Where does the string "steps" appear? Copy every line of the entries below that holds it.

[Provided records]
## BEGIN
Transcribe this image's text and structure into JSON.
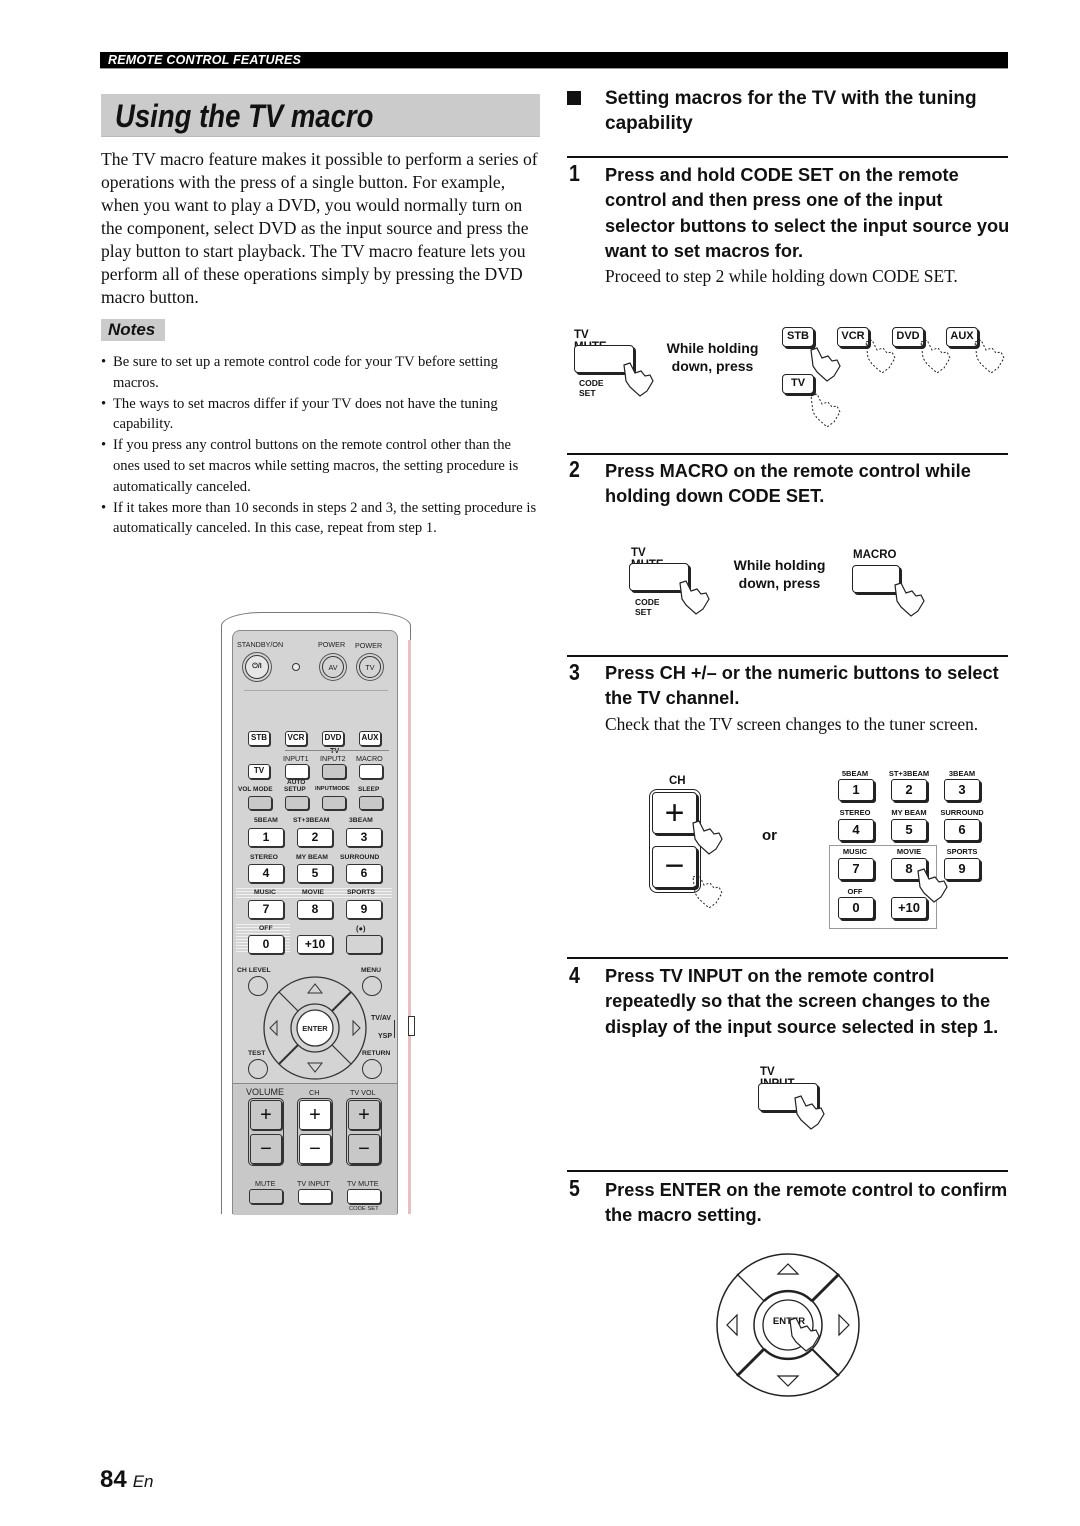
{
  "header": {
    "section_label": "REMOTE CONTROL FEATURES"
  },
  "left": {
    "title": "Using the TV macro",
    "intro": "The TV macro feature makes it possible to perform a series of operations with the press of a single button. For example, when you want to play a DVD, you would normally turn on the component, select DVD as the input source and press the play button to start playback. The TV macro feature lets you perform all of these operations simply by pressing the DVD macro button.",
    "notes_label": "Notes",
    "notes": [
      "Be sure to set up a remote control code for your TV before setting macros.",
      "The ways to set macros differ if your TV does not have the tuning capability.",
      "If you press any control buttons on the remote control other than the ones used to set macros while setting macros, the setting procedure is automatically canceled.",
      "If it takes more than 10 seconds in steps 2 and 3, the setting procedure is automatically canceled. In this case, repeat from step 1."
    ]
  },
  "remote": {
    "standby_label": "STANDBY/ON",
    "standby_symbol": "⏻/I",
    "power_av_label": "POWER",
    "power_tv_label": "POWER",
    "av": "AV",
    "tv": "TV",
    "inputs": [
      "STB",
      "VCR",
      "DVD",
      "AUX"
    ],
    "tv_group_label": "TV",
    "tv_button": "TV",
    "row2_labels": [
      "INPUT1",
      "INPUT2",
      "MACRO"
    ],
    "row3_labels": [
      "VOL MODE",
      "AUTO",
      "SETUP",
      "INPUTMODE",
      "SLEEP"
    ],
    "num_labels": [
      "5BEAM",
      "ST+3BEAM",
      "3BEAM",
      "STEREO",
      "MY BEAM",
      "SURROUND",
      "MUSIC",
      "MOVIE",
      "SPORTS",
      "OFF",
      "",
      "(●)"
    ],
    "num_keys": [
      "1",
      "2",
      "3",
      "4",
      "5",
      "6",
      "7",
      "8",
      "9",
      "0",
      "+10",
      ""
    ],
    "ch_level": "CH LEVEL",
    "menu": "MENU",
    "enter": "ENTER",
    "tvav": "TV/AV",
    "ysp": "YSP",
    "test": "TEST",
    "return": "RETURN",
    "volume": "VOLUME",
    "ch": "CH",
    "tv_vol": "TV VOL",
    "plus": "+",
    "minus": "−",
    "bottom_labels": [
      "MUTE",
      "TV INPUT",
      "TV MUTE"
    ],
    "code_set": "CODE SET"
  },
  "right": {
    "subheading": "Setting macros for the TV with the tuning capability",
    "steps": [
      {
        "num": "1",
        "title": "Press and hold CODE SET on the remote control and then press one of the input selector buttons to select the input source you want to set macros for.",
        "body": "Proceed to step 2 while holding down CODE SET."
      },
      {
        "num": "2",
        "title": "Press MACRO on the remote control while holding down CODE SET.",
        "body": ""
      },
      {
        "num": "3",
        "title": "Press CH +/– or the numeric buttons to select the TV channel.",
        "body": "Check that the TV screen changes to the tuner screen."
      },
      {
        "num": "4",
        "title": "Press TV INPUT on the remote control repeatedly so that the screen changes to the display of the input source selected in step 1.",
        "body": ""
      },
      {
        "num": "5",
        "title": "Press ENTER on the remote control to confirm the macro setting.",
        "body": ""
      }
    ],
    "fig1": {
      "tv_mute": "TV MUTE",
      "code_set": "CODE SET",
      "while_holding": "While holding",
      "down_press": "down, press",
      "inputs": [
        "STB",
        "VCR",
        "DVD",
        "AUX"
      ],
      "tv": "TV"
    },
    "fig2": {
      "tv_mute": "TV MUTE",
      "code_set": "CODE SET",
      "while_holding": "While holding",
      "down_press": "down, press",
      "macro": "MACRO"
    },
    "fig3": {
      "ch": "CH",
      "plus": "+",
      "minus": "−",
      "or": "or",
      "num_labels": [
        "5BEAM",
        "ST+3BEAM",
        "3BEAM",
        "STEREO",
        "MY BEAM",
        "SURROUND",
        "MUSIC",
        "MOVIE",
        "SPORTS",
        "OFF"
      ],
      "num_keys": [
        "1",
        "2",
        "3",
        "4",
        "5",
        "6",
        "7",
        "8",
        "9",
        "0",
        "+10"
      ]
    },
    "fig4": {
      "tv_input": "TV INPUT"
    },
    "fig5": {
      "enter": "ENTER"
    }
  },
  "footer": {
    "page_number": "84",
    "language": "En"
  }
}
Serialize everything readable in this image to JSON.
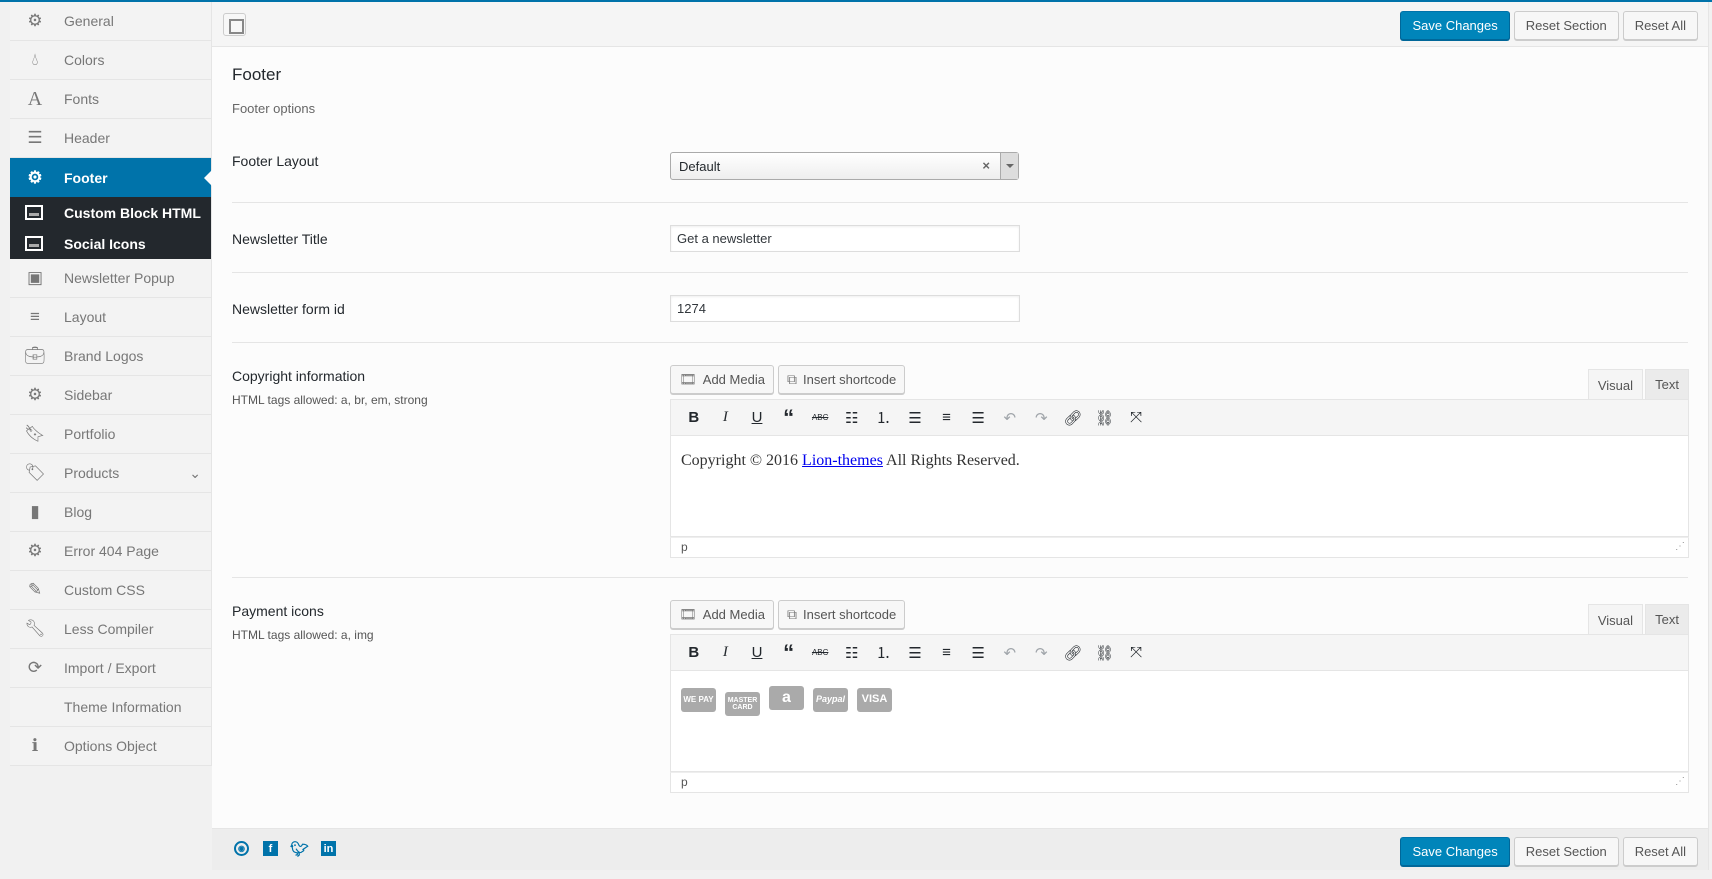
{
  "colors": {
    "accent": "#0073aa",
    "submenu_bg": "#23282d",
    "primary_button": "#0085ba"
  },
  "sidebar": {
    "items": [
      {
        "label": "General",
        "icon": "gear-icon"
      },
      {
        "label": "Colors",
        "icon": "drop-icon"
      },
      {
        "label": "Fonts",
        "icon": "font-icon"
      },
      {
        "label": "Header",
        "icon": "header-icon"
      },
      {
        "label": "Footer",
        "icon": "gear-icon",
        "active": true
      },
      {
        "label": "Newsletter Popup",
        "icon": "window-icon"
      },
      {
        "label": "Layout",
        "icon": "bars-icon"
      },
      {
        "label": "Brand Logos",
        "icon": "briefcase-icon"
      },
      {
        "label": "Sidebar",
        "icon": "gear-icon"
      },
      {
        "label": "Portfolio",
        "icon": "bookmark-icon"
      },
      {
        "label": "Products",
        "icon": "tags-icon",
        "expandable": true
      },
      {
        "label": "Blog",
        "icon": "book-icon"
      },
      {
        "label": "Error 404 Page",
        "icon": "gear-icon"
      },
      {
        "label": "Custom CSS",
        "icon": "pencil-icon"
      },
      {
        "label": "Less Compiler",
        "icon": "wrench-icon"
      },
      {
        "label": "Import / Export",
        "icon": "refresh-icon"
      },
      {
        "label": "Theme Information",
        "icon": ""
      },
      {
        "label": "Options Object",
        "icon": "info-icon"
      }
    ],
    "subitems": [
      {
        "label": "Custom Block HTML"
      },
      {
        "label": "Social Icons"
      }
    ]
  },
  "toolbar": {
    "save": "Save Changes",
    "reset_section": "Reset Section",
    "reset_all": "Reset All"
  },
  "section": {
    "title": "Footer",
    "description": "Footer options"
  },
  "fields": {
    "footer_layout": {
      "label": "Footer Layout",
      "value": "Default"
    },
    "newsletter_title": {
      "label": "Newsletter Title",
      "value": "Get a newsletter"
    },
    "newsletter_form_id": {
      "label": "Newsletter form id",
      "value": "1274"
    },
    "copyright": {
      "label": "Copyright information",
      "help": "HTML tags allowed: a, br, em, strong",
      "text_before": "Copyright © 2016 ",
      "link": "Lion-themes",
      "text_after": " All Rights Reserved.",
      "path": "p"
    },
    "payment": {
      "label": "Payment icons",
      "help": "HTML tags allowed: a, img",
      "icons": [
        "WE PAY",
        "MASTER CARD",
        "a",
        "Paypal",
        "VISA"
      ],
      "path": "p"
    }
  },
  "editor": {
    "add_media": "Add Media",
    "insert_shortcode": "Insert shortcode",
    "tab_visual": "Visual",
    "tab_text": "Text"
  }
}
## END
[Answer for this exercise]
      "If it takes more than 10 seconds in steps 2 and 3, the setting procedure is automatically canceled. In this case, repeat from step 1."
    "steps": [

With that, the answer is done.